Extract to read:
%%

- Location of Jackson Junction, Iowa
- Coordinates: 43°6′25″N 92°2′48″W﻿ / ﻿43.10694°N 92.04667°W
- Country: United States
- State: Iowa
- County: Winneshiek

Area
- • Total: 5.96 sq mi (15.43 km^{2})
- • Land: 5.96 sq mi (15.43 km^{2})
- • Water: 0 sq mi (0.00 km^{2})
- Elevation: 1,158 ft (353 m)

Population (2020)
- • Total: 37
- • Density: 6.2/sq mi (2.4/km^{2})
- Time zone: UTC-6 (Central (CST))
- • Summer (DST): UTC-5 (CDT)
- ZIP code: 52171
- FIPS code: 19-39135
- GNIS feature ID: 0457893

= Jackson Junction, Iowa =

Jackson Junction is a city in Winneshiek County, Iowa, United States. The population was 37 at the time of the 2020 census.

==Geography==
Jackson Junction is located at (43.106913, -92.046724).

According to the United States Census Bureau, the city has a total area of 5.99 sqmi, all land.

==Demographics==

===2020 census===
As of the census of 2020, there were 37 people, 8 households, and 5 families residing in the city. The population density was 6.2 inhabitants per square mile (2.4/km^{2}). There were 20 housing units at an average density of 3.4 per square mile (1.3/km^{2}). The racial makeup of the city was 94.6% White, 0.0% Black or African American, 0.0% Native American, 0.0% Asian, 0.0% Pacific Islander, 0.0% from other races and 5.4% from two or more races. Hispanic or Latino persons of any race comprised 0.0% of the population.

%%

Data for review:
%%

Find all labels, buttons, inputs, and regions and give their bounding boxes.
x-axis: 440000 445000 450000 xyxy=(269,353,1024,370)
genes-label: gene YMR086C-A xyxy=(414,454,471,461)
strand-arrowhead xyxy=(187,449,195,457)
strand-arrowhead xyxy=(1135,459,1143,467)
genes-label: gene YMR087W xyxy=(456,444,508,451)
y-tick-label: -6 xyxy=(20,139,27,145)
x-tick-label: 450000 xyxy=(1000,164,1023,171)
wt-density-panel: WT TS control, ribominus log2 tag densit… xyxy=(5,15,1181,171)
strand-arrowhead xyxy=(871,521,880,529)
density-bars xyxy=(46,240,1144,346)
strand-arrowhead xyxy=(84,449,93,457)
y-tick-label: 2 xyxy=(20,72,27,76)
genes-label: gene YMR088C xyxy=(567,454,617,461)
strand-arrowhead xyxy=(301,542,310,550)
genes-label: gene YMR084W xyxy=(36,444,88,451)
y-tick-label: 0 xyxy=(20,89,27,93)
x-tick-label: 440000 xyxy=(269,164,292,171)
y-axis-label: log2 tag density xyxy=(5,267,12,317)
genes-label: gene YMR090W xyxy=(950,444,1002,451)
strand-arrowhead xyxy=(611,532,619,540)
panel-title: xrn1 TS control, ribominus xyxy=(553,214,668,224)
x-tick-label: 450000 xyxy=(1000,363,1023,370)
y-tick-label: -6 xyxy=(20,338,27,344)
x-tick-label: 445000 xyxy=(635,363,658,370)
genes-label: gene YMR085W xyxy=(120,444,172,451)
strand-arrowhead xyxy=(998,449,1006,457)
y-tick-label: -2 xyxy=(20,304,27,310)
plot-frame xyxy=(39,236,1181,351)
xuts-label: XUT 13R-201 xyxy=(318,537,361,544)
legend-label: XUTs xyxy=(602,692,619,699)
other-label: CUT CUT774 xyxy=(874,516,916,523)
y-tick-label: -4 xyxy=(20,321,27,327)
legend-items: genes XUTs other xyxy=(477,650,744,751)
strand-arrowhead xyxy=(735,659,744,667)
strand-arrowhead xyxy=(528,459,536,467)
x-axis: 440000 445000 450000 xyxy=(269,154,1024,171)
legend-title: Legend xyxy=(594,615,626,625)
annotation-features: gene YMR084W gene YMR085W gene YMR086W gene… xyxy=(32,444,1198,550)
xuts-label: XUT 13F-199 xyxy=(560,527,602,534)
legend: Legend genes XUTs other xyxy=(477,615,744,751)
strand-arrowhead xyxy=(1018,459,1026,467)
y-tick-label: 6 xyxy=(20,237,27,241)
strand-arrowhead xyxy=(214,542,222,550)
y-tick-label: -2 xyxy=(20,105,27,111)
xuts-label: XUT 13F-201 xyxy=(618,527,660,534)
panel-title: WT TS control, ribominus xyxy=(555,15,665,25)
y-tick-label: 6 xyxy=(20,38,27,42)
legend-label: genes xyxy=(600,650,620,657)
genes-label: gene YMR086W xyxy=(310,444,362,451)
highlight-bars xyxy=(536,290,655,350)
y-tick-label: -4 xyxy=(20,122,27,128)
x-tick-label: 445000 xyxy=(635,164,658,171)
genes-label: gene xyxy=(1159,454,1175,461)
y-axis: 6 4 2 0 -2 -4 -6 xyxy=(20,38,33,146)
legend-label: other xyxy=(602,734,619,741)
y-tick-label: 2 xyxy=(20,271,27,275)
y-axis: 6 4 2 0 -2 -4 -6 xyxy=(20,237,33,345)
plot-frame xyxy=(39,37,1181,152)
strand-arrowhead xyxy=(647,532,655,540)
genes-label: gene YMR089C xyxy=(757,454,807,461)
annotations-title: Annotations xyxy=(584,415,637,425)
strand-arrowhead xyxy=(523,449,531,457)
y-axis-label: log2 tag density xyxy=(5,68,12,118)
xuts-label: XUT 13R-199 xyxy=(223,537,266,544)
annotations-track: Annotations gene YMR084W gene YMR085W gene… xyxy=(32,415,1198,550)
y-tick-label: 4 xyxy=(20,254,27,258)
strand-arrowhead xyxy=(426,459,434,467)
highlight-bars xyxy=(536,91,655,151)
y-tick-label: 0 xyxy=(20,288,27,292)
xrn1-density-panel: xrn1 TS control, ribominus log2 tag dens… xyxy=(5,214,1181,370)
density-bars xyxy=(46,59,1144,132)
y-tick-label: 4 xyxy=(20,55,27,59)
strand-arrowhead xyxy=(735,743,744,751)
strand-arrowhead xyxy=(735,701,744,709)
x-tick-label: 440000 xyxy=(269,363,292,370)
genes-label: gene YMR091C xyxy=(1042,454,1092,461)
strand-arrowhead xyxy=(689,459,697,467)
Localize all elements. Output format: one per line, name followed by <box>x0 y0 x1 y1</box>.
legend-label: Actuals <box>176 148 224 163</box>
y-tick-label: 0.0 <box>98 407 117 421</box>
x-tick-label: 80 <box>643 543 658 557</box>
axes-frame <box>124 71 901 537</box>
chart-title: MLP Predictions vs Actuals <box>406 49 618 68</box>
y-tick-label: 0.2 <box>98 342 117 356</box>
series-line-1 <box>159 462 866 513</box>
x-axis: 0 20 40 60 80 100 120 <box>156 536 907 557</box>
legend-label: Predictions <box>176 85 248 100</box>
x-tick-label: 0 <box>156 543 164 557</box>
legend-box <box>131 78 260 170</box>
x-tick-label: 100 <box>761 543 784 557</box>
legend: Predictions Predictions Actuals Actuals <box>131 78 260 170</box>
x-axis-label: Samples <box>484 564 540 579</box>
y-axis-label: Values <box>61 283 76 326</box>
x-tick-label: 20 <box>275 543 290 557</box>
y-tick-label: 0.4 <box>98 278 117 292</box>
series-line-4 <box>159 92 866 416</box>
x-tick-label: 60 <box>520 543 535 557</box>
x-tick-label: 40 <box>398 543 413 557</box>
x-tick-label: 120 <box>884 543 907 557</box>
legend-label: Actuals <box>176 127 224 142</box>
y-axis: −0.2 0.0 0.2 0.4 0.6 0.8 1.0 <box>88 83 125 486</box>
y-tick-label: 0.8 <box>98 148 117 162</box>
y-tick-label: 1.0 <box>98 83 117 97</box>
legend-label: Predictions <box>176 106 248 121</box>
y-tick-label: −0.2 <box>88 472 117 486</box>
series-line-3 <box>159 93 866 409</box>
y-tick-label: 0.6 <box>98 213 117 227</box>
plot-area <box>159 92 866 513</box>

%%

Exercise directions: Which categories in the racial makeup given in the 2020 census section of the Jackson Junction article are at 0.0%? The material comes from a source separate from the Jackson Junction article.

Completed exercise:
- Black or African American
- Native American
- Asian
- Pacific Islander
- Other races